**TO DO**
Pick out each line containing the string "Flow" and copy it.

(Stored dataset items)
============

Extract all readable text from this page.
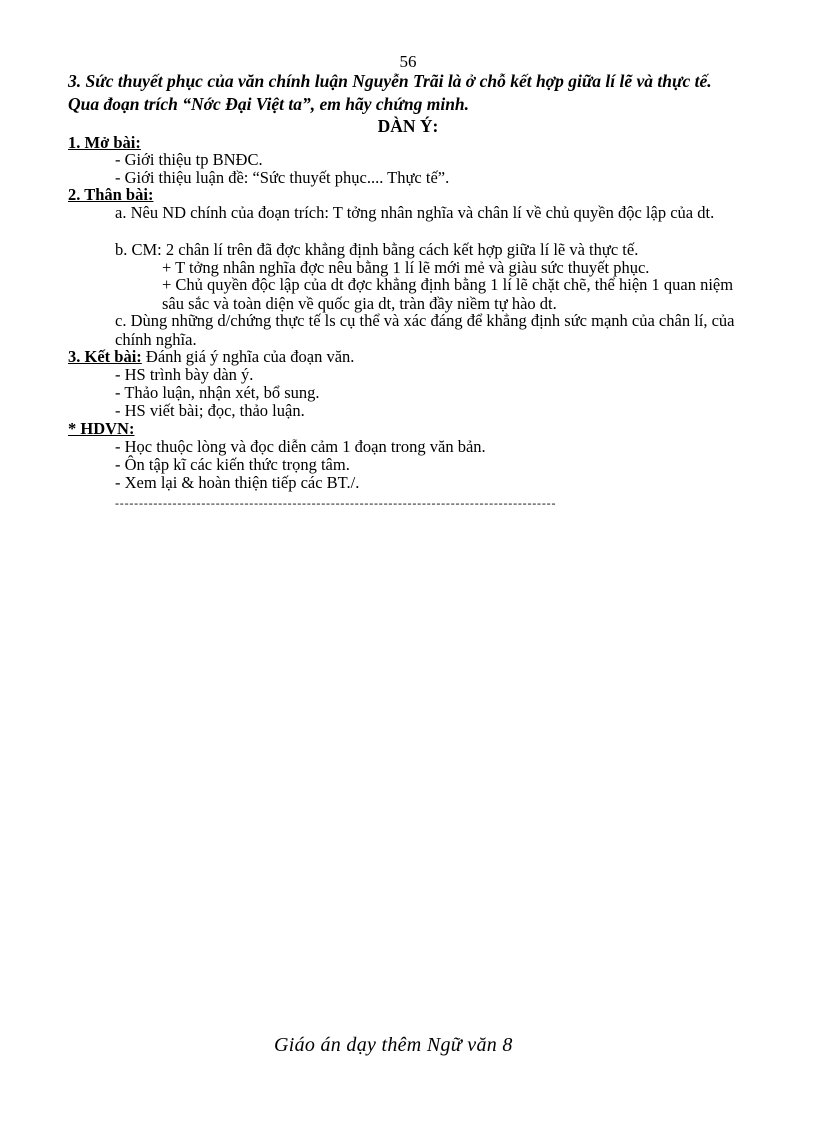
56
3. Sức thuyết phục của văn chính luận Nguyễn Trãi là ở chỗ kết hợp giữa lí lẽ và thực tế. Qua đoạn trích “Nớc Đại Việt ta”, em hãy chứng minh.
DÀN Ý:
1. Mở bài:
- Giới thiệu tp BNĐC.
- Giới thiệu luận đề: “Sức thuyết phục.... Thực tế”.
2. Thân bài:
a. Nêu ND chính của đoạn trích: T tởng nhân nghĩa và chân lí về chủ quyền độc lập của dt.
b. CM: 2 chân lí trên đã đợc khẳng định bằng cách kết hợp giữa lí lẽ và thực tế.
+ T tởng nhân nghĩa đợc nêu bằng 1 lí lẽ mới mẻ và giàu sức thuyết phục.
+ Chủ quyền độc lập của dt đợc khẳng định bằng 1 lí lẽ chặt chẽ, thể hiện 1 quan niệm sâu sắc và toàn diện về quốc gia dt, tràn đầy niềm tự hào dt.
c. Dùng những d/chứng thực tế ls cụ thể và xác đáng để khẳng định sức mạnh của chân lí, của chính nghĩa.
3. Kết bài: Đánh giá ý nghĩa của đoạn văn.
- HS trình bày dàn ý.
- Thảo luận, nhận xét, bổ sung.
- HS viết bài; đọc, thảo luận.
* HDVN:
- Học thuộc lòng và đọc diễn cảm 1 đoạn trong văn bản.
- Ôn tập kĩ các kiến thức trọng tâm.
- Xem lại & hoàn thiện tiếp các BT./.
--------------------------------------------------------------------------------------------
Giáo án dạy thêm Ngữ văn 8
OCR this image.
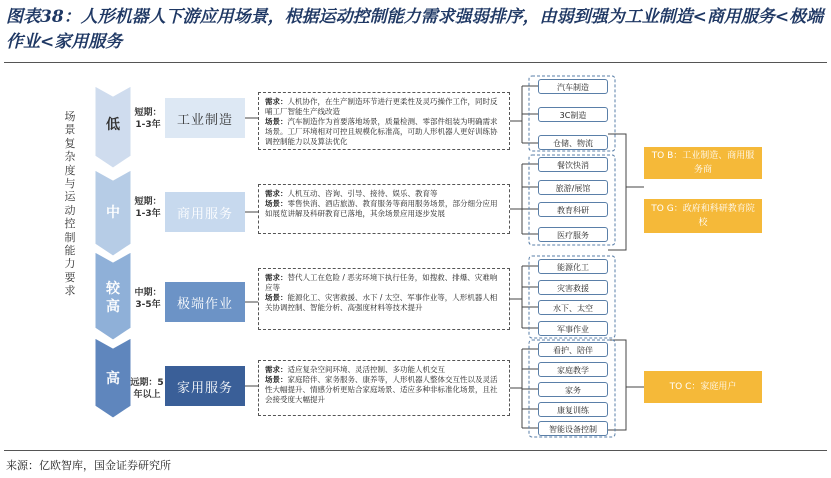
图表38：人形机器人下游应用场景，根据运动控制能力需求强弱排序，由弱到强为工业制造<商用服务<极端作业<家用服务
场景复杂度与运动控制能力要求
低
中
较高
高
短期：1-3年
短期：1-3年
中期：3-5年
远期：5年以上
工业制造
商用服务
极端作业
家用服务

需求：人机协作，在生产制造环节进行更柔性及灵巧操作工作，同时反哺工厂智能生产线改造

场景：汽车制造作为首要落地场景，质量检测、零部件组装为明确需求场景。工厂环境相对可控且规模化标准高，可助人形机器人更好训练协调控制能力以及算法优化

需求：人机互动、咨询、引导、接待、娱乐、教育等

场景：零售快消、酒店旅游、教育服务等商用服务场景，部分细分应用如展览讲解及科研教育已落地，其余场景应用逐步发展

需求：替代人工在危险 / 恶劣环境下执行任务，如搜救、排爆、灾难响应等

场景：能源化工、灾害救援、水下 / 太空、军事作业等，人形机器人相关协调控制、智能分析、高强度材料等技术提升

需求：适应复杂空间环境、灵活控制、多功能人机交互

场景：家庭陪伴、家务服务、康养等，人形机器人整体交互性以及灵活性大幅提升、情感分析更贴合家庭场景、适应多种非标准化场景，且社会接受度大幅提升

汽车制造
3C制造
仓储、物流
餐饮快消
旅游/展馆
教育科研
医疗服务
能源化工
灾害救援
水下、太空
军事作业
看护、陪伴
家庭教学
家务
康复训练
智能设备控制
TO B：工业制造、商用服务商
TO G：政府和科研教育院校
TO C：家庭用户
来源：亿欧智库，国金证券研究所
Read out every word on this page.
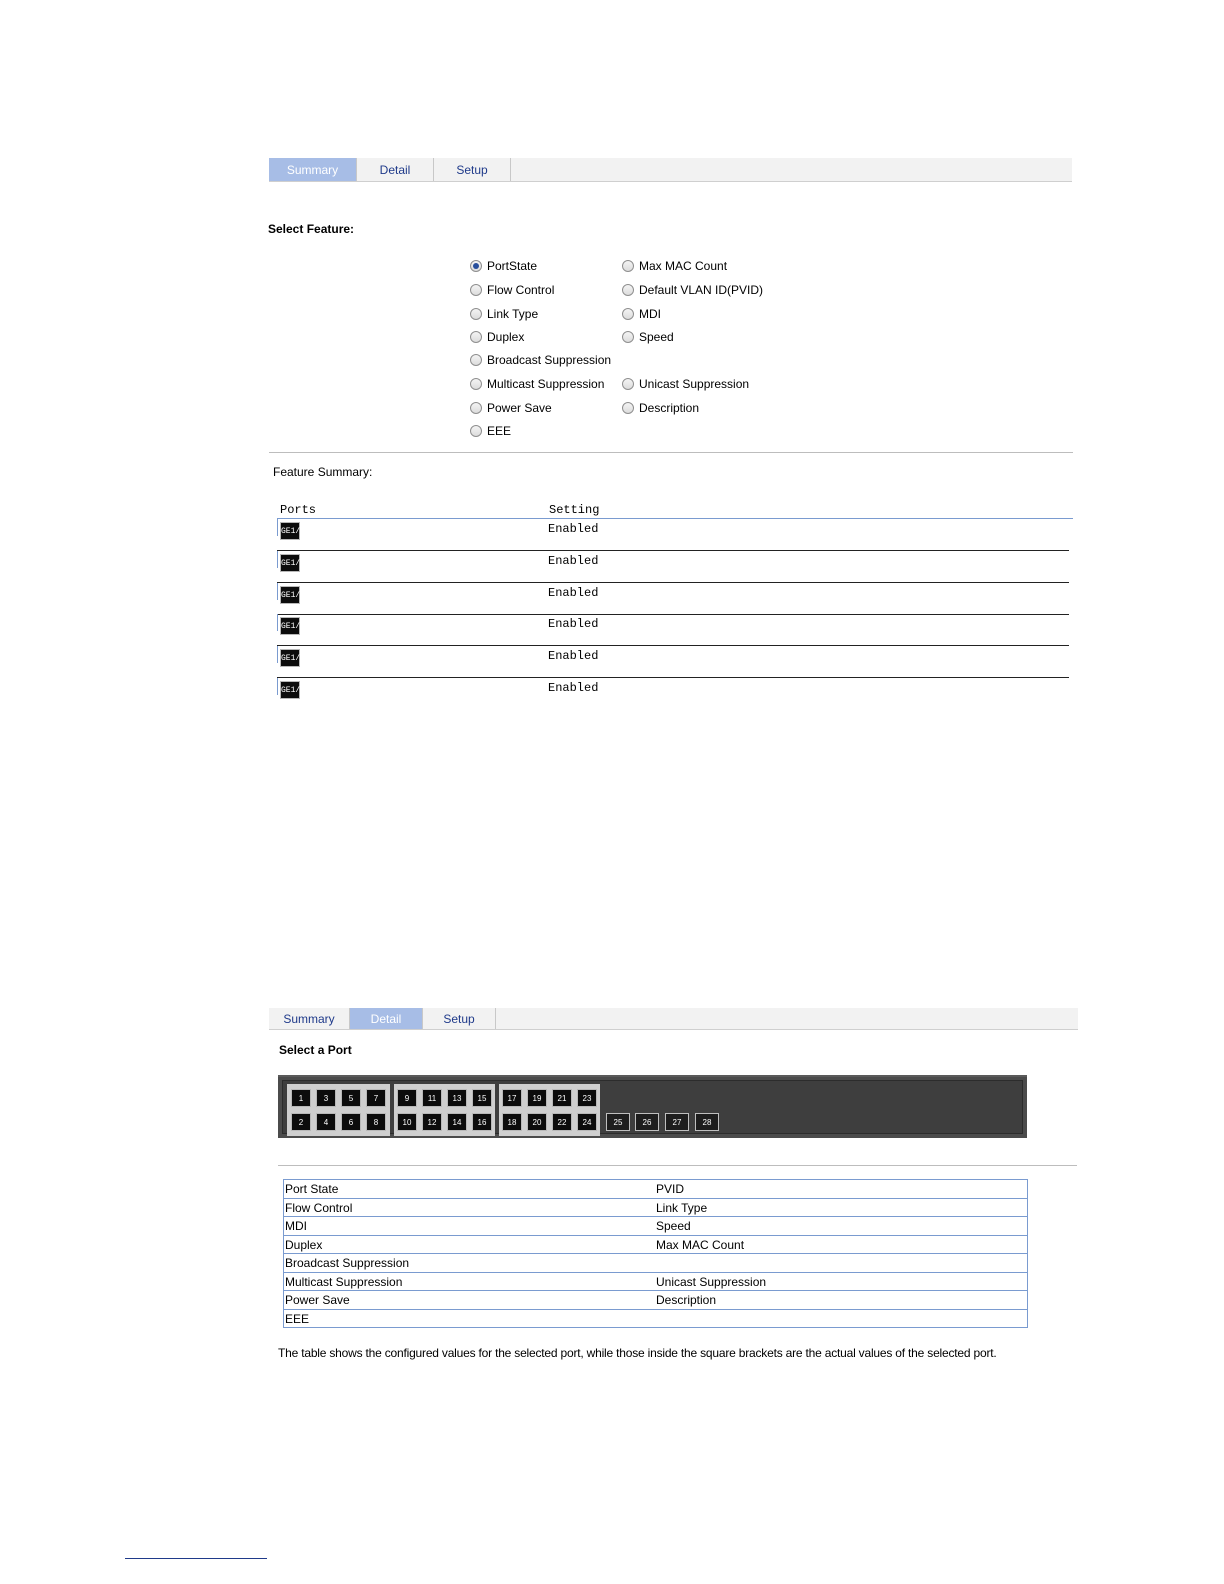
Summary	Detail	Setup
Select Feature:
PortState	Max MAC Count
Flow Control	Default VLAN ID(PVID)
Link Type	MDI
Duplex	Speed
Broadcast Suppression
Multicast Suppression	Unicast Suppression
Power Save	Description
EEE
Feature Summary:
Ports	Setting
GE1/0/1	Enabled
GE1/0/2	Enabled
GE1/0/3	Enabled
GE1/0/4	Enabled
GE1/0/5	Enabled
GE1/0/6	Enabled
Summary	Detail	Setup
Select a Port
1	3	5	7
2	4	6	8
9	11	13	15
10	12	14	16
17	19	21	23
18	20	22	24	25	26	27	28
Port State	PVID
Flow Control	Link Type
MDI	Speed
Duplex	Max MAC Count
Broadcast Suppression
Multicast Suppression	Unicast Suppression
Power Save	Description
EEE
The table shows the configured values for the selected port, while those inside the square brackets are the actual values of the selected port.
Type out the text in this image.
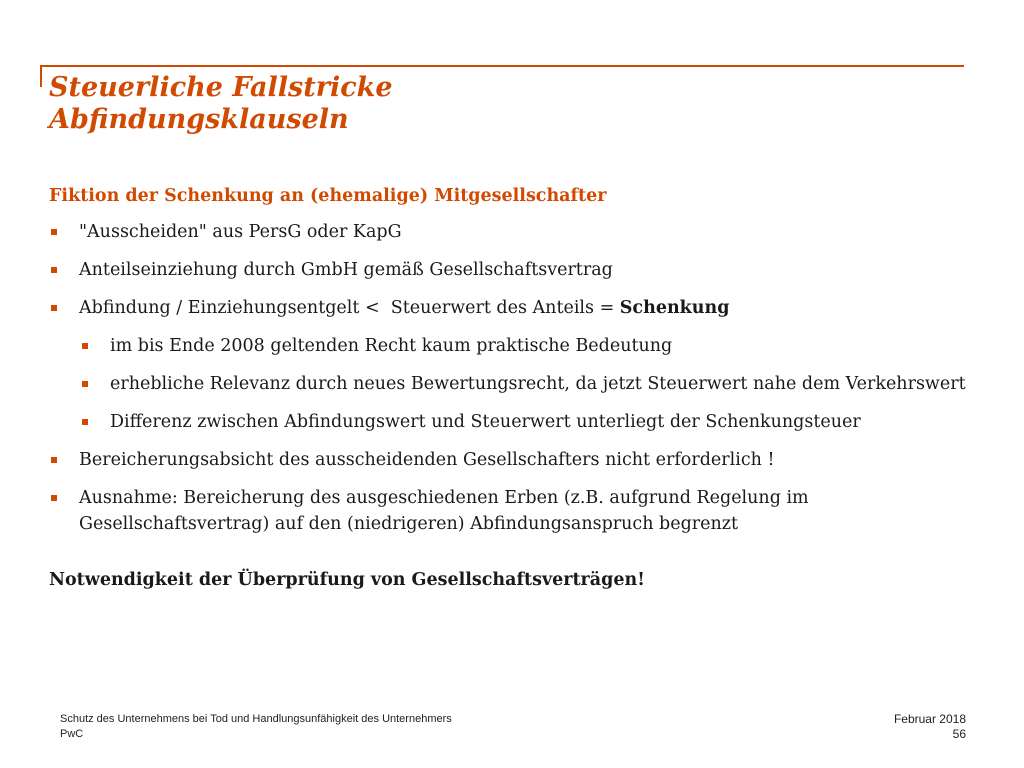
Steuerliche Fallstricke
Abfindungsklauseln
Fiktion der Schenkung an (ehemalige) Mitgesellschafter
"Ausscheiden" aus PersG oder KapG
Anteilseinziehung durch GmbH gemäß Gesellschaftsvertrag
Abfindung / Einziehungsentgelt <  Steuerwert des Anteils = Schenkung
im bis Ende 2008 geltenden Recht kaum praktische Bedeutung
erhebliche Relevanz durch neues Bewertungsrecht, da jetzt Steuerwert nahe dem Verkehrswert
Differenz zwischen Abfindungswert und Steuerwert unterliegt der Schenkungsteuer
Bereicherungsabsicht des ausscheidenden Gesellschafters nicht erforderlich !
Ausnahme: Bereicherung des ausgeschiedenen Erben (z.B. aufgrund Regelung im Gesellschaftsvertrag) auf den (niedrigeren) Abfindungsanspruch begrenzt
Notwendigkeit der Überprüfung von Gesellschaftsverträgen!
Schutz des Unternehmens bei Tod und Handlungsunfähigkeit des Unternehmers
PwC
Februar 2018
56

============

**EXPECTED OUTPUT**
Flow Control	Default VLAN ID(PVID)
Flow Control	Link Type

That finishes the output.